▶ [Exercise task] Using the records provided below, locate and copy each line that contains the word "determine".

----- Recorded information

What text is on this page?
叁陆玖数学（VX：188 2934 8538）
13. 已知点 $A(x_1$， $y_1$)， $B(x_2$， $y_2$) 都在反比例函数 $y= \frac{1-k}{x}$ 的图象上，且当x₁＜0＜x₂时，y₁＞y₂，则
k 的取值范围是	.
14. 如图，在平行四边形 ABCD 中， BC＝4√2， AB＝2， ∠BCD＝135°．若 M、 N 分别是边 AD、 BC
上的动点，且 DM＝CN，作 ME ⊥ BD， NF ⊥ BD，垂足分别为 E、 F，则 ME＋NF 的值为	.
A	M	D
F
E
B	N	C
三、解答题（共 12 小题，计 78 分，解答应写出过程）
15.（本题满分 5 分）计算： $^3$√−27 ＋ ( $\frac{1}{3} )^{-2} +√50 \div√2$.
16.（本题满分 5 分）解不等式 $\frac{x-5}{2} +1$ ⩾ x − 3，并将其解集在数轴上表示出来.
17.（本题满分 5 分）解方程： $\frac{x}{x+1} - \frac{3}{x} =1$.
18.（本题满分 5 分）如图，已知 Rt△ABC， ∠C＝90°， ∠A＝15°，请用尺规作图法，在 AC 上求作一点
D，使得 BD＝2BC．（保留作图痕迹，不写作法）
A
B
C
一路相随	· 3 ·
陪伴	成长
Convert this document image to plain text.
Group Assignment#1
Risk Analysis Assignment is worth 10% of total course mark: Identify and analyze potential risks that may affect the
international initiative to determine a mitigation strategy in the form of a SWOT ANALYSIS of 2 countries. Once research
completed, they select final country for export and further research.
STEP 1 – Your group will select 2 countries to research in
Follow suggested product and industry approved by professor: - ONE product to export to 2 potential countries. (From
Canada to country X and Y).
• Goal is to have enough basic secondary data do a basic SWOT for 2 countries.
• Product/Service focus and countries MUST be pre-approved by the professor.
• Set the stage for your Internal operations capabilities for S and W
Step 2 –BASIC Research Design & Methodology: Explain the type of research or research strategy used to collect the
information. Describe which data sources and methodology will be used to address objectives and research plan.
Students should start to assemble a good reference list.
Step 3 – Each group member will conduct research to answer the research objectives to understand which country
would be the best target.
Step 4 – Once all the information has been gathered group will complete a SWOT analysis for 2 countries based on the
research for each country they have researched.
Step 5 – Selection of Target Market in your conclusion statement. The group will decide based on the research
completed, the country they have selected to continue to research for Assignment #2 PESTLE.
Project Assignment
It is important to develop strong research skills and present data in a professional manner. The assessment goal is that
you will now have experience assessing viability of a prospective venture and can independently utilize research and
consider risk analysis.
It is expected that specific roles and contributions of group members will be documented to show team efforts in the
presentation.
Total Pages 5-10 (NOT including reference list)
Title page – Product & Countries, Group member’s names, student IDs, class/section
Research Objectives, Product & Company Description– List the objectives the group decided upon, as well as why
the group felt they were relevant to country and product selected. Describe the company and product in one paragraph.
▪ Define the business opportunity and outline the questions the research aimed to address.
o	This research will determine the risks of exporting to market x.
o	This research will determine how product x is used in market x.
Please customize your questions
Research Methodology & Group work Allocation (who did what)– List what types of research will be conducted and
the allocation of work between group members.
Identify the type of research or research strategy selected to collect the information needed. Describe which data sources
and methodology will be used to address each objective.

----------

▶ [Task response]
international initiative to determine a mitigation strategy in the form of a SWOT ANALYSIS of 2 countries. Once research
o	This research will determine the risks of exporting to market x.
o	This research will determine how product x is used in market x.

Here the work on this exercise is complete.